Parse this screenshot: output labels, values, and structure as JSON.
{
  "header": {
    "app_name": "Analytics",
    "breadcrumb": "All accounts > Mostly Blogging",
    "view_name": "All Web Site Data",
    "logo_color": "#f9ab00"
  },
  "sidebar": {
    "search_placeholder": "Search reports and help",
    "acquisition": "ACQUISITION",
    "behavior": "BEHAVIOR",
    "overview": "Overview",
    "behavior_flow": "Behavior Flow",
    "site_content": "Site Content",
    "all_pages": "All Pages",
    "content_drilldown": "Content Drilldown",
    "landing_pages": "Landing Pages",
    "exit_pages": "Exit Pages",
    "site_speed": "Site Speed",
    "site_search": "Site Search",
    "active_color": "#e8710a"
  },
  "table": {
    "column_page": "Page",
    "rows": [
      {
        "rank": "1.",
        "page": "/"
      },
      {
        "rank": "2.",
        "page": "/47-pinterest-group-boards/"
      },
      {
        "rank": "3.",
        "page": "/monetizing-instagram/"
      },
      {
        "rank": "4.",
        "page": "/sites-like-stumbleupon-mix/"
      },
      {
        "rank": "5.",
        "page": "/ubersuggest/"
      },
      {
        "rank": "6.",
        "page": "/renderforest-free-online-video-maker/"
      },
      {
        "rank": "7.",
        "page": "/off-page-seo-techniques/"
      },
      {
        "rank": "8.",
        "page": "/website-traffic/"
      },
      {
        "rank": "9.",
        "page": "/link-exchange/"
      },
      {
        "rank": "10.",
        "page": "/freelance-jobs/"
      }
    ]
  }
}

__Exercise goal__. Extract each record, keeping it identical to the original.

__Response__.
Parse this screenshot: output labels, values, and structure as JSON.
{
  "header": {
    "app_name": "Analytics",
    "breadcrumb": "All accounts > Mostly Blogging",
    "view_name": "All Web Site Data",
    "logo_color": "#f9ab00"
  },
  "sidebar": {
    "search_placeholder": "Search reports and help",
    "acquisition": "ACQUISITION",
    "behavior": "BEHAVIOR",
    "overview": "Overview",
    "behavior_flow": "Behavior Flow",
    "site_content": "Site Content",
    "all_pages": "All Pages",
    "content_drilldown": "Content Drilldown",
    "landing_pages": "Landing Pages",
    "exit_pages": "Exit Pages",
    "site_speed": "Site Speed",
    "site_search": "Site Search",
    "active_color": "#e8710a"
  },
  "table": {
    "column_page": "Page",
    "rows": [
      {
        "rank": "1.",
        "page": "/"
      },
      {
        "rank": "2.",
        "page": "/47-pinterest-group-boards/"
      },
      {
        "rank": "3.",
        "page": "/monetizing-instagram/"
      },
      {
        "rank": "4.",
        "page": "/sites-like-stumbleupon-mix/"
      },
      {
        "rank": "5.",
        "page": "/ubersuggest/"
      },
      {
        "rank": "6.",
        "page": "/renderforest-free-online-video-maker/"
      },
      {
        "rank": "7.",
        "page": "/off-page-seo-techniques/"
      },
      {
        "rank": "8.",
        "page": "/website-traffic/"
      },
      {
        "rank": "9.",
        "page": "/link-exchange/"
      },
      {
        "rank": "10.",
        "page": "/freelance-jobs/"
      }
    ]
  }
}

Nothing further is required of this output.